What the task requires: Retype all of the data. Every line must match exactly.

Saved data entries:
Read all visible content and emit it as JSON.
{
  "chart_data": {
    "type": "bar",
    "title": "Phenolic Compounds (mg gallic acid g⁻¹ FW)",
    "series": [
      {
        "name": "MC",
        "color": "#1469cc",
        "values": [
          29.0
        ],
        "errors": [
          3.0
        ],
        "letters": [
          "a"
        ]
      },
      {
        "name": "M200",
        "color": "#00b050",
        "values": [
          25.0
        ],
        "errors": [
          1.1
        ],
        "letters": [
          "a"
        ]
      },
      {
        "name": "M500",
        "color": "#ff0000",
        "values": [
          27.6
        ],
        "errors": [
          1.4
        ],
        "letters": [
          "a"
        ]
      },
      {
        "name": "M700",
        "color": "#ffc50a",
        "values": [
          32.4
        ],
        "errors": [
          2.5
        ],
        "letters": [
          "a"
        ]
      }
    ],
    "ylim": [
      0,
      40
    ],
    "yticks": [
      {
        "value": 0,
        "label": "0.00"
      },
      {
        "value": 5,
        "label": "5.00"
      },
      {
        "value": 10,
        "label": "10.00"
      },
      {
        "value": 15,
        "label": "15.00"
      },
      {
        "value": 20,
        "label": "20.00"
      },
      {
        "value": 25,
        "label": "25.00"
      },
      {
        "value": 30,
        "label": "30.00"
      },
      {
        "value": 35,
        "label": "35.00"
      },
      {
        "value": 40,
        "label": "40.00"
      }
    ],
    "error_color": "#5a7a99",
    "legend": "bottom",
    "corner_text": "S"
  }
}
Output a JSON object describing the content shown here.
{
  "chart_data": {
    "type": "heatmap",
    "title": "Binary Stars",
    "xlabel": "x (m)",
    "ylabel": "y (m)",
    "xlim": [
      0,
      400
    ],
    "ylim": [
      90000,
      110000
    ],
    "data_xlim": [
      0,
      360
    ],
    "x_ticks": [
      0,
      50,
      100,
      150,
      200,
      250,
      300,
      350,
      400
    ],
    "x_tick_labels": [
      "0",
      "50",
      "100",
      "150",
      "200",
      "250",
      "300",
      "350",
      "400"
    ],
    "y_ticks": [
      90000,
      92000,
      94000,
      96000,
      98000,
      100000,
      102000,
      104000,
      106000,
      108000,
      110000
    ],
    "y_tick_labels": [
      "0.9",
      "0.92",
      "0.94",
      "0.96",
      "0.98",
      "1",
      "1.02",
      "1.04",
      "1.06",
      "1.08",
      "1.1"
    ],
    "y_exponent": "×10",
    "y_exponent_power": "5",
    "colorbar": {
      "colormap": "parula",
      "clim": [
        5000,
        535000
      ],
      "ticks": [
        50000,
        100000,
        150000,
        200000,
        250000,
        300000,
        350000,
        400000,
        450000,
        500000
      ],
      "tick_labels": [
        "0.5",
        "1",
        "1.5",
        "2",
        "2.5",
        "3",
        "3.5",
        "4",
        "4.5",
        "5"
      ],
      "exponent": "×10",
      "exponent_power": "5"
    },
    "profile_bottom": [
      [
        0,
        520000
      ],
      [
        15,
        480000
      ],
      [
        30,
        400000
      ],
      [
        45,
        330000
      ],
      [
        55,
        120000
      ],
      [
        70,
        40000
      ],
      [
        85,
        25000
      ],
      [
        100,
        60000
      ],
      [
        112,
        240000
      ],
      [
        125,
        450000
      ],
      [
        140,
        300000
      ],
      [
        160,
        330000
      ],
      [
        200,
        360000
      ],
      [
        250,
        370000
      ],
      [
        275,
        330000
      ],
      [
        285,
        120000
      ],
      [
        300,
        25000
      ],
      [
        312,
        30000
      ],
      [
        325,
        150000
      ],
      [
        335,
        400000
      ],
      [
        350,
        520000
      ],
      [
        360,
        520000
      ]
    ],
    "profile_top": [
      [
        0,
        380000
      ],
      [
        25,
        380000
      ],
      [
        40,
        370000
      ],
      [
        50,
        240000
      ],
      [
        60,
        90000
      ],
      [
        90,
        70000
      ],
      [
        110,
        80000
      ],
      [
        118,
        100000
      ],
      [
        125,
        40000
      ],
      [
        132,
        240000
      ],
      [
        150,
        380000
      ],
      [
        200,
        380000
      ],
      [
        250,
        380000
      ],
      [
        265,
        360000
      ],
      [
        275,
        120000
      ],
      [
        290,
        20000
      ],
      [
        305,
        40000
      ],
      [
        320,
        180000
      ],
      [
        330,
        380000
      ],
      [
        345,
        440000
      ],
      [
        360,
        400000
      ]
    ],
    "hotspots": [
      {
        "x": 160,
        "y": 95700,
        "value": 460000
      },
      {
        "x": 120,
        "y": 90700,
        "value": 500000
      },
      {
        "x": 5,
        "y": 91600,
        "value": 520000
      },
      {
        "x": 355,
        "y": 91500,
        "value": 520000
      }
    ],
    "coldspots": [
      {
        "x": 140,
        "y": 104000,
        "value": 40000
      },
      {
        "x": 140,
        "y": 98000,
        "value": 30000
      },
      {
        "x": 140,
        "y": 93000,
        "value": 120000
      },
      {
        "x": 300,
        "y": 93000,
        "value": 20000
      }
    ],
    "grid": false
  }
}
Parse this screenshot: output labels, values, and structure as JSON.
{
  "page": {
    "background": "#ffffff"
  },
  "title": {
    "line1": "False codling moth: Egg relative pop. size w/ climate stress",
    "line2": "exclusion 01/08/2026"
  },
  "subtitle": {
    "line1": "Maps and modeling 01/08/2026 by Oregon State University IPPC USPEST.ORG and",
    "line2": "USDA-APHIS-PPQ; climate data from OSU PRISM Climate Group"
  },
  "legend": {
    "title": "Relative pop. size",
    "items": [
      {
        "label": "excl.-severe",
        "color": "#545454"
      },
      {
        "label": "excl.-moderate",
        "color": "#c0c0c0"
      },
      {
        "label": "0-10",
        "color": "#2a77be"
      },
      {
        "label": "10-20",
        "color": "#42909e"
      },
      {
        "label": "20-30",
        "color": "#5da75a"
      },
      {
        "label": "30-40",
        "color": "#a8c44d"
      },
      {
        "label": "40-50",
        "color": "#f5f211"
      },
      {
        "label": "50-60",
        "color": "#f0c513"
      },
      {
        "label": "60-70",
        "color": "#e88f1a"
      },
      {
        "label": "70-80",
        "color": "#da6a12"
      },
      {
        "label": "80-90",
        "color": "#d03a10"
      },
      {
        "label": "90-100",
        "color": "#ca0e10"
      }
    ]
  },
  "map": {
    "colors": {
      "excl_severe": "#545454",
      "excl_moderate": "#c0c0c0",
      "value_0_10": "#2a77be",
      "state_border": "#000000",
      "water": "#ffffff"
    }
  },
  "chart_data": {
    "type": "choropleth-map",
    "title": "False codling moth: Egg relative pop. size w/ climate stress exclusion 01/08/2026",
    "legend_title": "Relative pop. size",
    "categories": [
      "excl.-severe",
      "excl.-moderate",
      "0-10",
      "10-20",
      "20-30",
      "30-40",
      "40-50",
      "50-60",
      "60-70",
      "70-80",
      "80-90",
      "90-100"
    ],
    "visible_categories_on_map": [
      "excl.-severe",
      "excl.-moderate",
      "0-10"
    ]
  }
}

Result of the task:
Read all visible content and emit it as JSON.
{
  "chart_data": {
    "type": "bar",
    "title": "Phenolic Compounds (mg gallic acid g⁻¹ FW)",
    "series": [
      {
        "name": "MC",
        "color": "#1469cc",
        "values": [
          29.0
        ],
        "errors": [
          3.0
        ],
        "letters": [
          "a"
        ]
      },
      {
        "name": "M200",
        "color": "#00b050",
        "values": [
          25.0
        ],
        "errors": [
          1.1
        ],
        "letters": [
          "a"
        ]
      },
      {
        "name": "M500",
        "color": "#ff0000",
        "values": [
          27.6
        ],
        "errors": [
          1.4
        ],
        "letters": [
          "a"
        ]
      },
      {
        "name": "M700",
        "color": "#ffc50a",
        "values": [
          32.4
        ],
        "errors": [
          2.5
        ],
        "letters": [
          "a"
        ]
      }
    ],
    "ylim": [
      0,
      40
    ],
    "yticks": [
      {
        "value": 0,
        "label": "0.00"
      },
      {
        "value": 5,
        "label": "5.00"
      },
      {
        "value": 10,
        "label": "10.00"
      },
      {
        "value": 15,
        "label": "15.00"
      },
      {
        "value": 20,
        "label": "20.00"
      },
      {
        "value": 25,
        "label": "25.00"
      },
      {
        "value": 30,
        "label": "30.00"
      },
      {
        "value": 35,
        "label": "35.00"
      },
      {
        "value": 40,
        "label": "40.00"
      }
    ],
    "error_color": "#5a7a99",
    "legend": "bottom",
    "corner_text": "S"
  }
}
Output a JSON object describing the content shown here.
{
  "chart_data": {
    "type": "heatmap",
    "title": "Binary Stars",
    "xlabel": "x (m)",
    "ylabel": "y (m)",
    "xlim": [
      0,
      400
    ],
    "ylim": [
      90000,
      110000
    ],
    "data_xlim": [
      0,
      360
    ],
    "x_ticks": [
      0,
      50,
      100,
      150,
      200,
      250,
      300,
      350,
      400
    ],
    "x_tick_labels": [
      "0",
      "50",
      "100",
      "150",
      "200",
      "250",
      "300",
      "350",
      "400"
    ],
    "y_ticks": [
      90000,
      92000,
      94000,
      96000,
      98000,
      100000,
      102000,
      104000,
      106000,
      108000,
      110000
    ],
    "y_tick_labels": [
      "0.9",
      "0.92",
      "0.94",
      "0.96",
      "0.98",
      "1",
      "1.02",
      "1.04",
      "1.06",
      "1.08",
      "1.1"
    ],
    "y_exponent": "×10",
    "y_exponent_power": "5",
    "colorbar": {
      "colormap": "parula",
      "clim": [
        5000,
        535000
      ],
      "ticks": [
        50000,
        100000,
        150000,
        200000,
        250000,
        300000,
        350000,
        400000,
        450000,
        500000
      ],
      "tick_labels": [
        "0.5",
        "1",
        "1.5",
        "2",
        "2.5",
        "3",
        "3.5",
        "4",
        "4.5",
        "5"
      ],
      "exponent": "×10",
      "exponent_power": "5"
    },
    "profile_bottom": [
      [
        0,
        520000
      ],
      [
        15,
        480000
      ],
      [
        30,
        400000
      ],
      [
        45,
        330000
      ],
      [
        55,
        120000
      ],
      [
        70,
        40000
      ],
      [
        85,
        25000
      ],
      [
        100,
        60000
      ],
      [
        112,
        240000
      ],
      [
        125,
        450000
      ],
      [
        140,
        300000
      ],
      [
        160,
        330000
      ],
      [
        200,
        360000
      ],
      [
        250,
        370000
      ],
      [
        275,
        330000
      ],
      [
        285,
        120000
      ],
      [
        300,
        25000
      ],
      [
        312,
        30000
      ],
      [
        325,
        150000
      ],
      [
        335,
        400000
      ],
      [
        350,
        520000
      ],
      [
        360,
        520000
      ]
    ],
    "profile_top": [
      [
        0,
        380000
      ],
      [
        25,
        380000
      ],
      [
        40,
        370000
      ],
      [
        50,
        240000
      ],
      [
        60,
        90000
      ],
      [
        90,
        70000
      ],
      [
        110,
        80000
      ],
      [
        118,
        100000
      ],
      [
        125,
        40000
      ],
      [
        132,
        240000
      ],
      [
        150,
        380000
      ],
      [
        200,
        380000
      ],
      [
        250,
        380000
      ],
      [
        265,
        360000
      ],
      [
        275,
        120000
      ],
      [
        290,
        20000
      ],
      [
        305,
        40000
      ],
      [
        320,
        180000
      ],
      [
        330,
        380000
      ],
      [
        345,
        440000
      ],
      [
        360,
        400000
      ]
    ],
    "hotspots": [
      {
        "x": 160,
        "y": 95700,
        "value": 460000
      },
      {
        "x": 120,
        "y": 90700,
        "value": 500000
      },
      {
        "x": 5,
        "y": 91600,
        "value": 520000
      },
      {
        "x": 355,
        "y": 91500,
        "value": 520000
      }
    ],
    "coldspots": [
      {
        "x": 140,
        "y": 104000,
        "value": 40000
      },
      {
        "x": 140,
        "y": 98000,
        "value": 30000
      },
      {
        "x": 140,
        "y": 93000,
        "value": 120000
      },
      {
        "x": 300,
        "y": 93000,
        "value": 20000
      }
    ],
    "grid": false
  }
}
Parse this screenshot: output labels, values, and structure as JSON.
{
  "page": {
    "background": "#ffffff"
  },
  "title": {
    "line1": "False codling moth: Egg relative pop. size w/ climate stress",
    "line2": "exclusion 01/08/2026"
  },
  "subtitle": {
    "line1": "Maps and modeling 01/08/2026 by Oregon State University IPPC USPEST.ORG and",
    "line2": "USDA-APHIS-PPQ; climate data from OSU PRISM Climate Group"
  },
  "legend": {
    "title": "Relative pop. size",
    "items": [
      {
        "label": "excl.-severe",
        "color": "#545454"
      },
      {
        "label": "excl.-moderate",
        "color": "#c0c0c0"
      },
      {
        "label": "0-10",
        "color": "#2a77be"
      },
      {
        "label": "10-20",
        "color": "#42909e"
      },
      {
        "label": "20-30",
        "color": "#5da75a"
      },
      {
        "label": "30-40",
        "color": "#a8c44d"
      },
      {
        "label": "40-50",
        "color": "#f5f211"
      },
      {
        "label": "50-60",
        "color": "#f0c513"
      },
      {
        "label": "60-70",
        "color": "#e88f1a"
      },
      {
        "label": "70-80",
        "color": "#da6a12"
      },
      {
        "label": "80-90",
        "color": "#d03a10"
      },
      {
        "label": "90-100",
        "color": "#ca0e10"
      }
    ]
  },
  "map": {
    "colors": {
      "excl_severe": "#545454",
      "excl_moderate": "#c0c0c0",
      "value_0_10": "#2a77be",
      "state_border": "#000000",
      "water": "#ffffff"
    }
  },
  "chart_data": {
    "type": "choropleth-map",
    "title": "False codling moth: Egg relative pop. size w/ climate stress exclusion 01/08/2026",
    "legend_title": "Relative pop. size",
    "categories": [
      "excl.-severe",
      "excl.-moderate",
      "0-10",
      "10-20",
      "20-30",
      "30-40",
      "40-50",
      "50-60",
      "60-70",
      "70-80",
      "80-90",
      "90-100"
    ],
    "visible_categories_on_map": [
      "excl.-severe",
      "excl.-moderate",
      "0-10"
    ]
  }
}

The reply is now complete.